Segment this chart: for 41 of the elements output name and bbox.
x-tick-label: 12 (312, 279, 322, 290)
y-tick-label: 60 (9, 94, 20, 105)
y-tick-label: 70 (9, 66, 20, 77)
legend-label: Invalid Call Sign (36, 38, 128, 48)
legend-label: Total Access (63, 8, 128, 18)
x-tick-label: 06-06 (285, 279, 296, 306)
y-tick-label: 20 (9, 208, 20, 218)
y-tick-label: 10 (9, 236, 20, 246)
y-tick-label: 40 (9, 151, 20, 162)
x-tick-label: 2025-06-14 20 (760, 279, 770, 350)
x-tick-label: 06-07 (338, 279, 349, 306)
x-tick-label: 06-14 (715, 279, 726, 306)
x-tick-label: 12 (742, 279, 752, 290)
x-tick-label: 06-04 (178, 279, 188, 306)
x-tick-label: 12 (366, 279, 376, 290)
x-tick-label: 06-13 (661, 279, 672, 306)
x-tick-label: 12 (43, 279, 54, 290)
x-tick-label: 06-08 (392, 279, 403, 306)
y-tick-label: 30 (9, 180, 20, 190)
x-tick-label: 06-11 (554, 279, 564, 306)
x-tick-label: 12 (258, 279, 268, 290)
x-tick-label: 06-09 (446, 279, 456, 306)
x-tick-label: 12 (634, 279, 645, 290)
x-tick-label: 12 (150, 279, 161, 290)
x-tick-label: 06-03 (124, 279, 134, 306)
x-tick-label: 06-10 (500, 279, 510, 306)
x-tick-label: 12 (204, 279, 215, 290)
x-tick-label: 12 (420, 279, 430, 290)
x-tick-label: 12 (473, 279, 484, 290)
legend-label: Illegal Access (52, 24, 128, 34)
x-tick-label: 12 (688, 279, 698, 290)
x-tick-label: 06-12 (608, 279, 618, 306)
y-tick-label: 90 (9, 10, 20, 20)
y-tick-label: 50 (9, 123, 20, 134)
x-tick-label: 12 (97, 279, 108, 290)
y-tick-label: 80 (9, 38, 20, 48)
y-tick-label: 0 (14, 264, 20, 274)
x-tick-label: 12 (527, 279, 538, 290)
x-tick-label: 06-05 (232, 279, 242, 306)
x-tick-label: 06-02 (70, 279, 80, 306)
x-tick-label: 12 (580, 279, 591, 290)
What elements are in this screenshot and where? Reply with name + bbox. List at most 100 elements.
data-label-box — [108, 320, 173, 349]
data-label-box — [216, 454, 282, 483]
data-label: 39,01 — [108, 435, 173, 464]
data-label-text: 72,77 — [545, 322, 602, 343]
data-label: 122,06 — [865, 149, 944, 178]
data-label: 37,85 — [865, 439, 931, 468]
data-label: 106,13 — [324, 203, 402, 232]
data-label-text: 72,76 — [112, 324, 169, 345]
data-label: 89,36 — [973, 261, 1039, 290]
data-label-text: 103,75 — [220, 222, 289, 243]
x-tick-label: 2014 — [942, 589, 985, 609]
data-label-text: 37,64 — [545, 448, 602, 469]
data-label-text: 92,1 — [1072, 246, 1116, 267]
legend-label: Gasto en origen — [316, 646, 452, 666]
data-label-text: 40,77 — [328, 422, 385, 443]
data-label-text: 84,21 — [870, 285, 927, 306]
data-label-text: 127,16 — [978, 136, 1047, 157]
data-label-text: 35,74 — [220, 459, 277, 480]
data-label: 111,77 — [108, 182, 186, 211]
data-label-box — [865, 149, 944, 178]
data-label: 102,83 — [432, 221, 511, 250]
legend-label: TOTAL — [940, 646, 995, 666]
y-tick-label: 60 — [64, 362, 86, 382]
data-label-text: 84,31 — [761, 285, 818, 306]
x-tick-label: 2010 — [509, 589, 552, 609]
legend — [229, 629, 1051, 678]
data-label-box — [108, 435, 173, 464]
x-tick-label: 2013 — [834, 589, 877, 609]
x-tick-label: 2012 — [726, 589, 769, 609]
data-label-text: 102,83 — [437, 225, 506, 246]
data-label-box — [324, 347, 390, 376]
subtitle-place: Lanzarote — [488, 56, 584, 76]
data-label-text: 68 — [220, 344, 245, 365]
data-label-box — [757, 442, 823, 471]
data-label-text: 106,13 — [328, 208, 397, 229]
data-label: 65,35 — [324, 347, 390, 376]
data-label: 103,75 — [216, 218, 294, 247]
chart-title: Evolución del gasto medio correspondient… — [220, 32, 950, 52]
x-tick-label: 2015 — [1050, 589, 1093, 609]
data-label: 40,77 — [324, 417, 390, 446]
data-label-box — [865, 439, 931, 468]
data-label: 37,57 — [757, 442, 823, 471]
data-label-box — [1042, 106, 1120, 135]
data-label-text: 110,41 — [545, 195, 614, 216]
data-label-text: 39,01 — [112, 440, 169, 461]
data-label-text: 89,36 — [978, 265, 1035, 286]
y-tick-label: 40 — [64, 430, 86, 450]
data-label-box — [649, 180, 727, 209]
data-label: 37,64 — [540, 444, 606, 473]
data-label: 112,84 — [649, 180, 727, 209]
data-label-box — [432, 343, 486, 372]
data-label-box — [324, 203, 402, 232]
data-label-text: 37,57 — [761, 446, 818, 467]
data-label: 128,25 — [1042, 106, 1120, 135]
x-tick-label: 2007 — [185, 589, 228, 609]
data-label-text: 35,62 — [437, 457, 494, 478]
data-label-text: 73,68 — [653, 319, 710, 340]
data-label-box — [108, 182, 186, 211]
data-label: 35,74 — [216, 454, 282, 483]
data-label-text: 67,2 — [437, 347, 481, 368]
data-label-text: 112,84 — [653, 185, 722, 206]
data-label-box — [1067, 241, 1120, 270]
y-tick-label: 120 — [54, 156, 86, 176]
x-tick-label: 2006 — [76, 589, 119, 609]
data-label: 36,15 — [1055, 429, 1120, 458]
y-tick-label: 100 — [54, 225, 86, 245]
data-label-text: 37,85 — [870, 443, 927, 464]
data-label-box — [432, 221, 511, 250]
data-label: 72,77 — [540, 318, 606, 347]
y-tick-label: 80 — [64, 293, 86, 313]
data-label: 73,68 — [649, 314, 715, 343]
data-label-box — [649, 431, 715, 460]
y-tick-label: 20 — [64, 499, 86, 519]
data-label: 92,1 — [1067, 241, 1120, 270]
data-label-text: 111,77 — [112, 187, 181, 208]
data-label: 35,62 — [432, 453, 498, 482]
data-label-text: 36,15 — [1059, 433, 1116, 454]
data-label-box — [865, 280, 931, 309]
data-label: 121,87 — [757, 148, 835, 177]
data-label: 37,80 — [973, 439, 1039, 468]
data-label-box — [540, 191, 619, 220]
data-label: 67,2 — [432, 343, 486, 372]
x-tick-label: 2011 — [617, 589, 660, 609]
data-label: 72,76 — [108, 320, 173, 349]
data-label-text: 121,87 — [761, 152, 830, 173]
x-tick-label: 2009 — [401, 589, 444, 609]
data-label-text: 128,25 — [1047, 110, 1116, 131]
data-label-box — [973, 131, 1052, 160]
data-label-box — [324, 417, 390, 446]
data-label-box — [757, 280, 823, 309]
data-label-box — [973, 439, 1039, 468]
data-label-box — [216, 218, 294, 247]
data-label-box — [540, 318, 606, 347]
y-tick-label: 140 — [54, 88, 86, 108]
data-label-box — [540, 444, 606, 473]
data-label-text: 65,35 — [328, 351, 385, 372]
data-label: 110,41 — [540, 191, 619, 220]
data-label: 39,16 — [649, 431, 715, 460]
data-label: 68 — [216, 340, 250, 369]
━━━━━━━━━━━━━━━━
--- Task goal ---
Edit the items from the start of the list through the line that contains "data-label: 37,85 — [865, 439, 931, 468]", inclusive, replacing "bbox" with "bounding box" and keeping everything else the same.

--- Exercise solution ---
Segment this chart: for 41 of the elements output name and bounding box.
x-tick-label: 12 (312, 279, 322, 290)
y-tick-label: 60 (9, 94, 20, 105)
y-tick-label: 70 (9, 66, 20, 77)
legend-label: Invalid Call Sign (36, 38, 128, 48)
legend-label: Total Access (63, 8, 128, 18)
x-tick-label: 06-06 (285, 279, 296, 306)
y-tick-label: 20 (9, 208, 20, 218)
y-tick-label: 10 (9, 236, 20, 246)
y-tick-label: 40 (9, 151, 20, 162)
x-tick-label: 2025-06-14 20 (760, 279, 770, 350)
x-tick-label: 06-07 (338, 279, 349, 306)
x-tick-label: 06-14 (715, 279, 726, 306)
x-tick-label: 12 (742, 279, 752, 290)
x-tick-label: 06-04 (178, 279, 188, 306)
x-tick-label: 12 (366, 279, 376, 290)
x-tick-label: 06-13 (661, 279, 672, 306)
x-tick-label: 12 (43, 279, 54, 290)
x-tick-label: 06-08 (392, 279, 403, 306)
y-tick-label: 30 (9, 180, 20, 190)
x-tick-label: 06-11 (554, 279, 564, 306)
x-tick-label: 12 (258, 279, 268, 290)
x-tick-label: 06-09 (446, 279, 456, 306)
x-tick-label: 12 (634, 279, 645, 290)
x-tick-label: 12 (150, 279, 161, 290)
x-tick-label: 06-03 (124, 279, 134, 306)
x-tick-label: 06-10 (500, 279, 510, 306)
x-tick-label: 12 (204, 279, 215, 290)
x-tick-label: 12 (420, 279, 430, 290)
x-tick-label: 12 (473, 279, 484, 290)
legend-label: Illegal Access (52, 24, 128, 34)
x-tick-label: 12 (688, 279, 698, 290)
x-tick-label: 06-12 (608, 279, 618, 306)
y-tick-label: 90 (9, 10, 20, 20)
y-tick-label: 50 (9, 123, 20, 134)
x-tick-label: 12 (97, 279, 108, 290)
y-tick-label: 80 (9, 38, 20, 48)
y-tick-label: 0 (14, 264, 20, 274)
x-tick-label: 12 (527, 279, 538, 290)
x-tick-label: 06-05 (232, 279, 242, 306)
x-tick-label: 06-02 (70, 279, 80, 306)
x-tick-label: 12 (580, 279, 591, 290)
What elements are in this screenshot and where? Reply with name + bounding box. List at most 100 elements.
data-label-box — [108, 320, 173, 349]
data-label-box — [216, 454, 282, 483]
data-label: 39,01 — [108, 435, 173, 464]
data-label-text: 72,77 — [545, 322, 602, 343]
data-label: 122,06 — [865, 149, 944, 178]
data-label: 37,85 — [865, 439, 931, 468]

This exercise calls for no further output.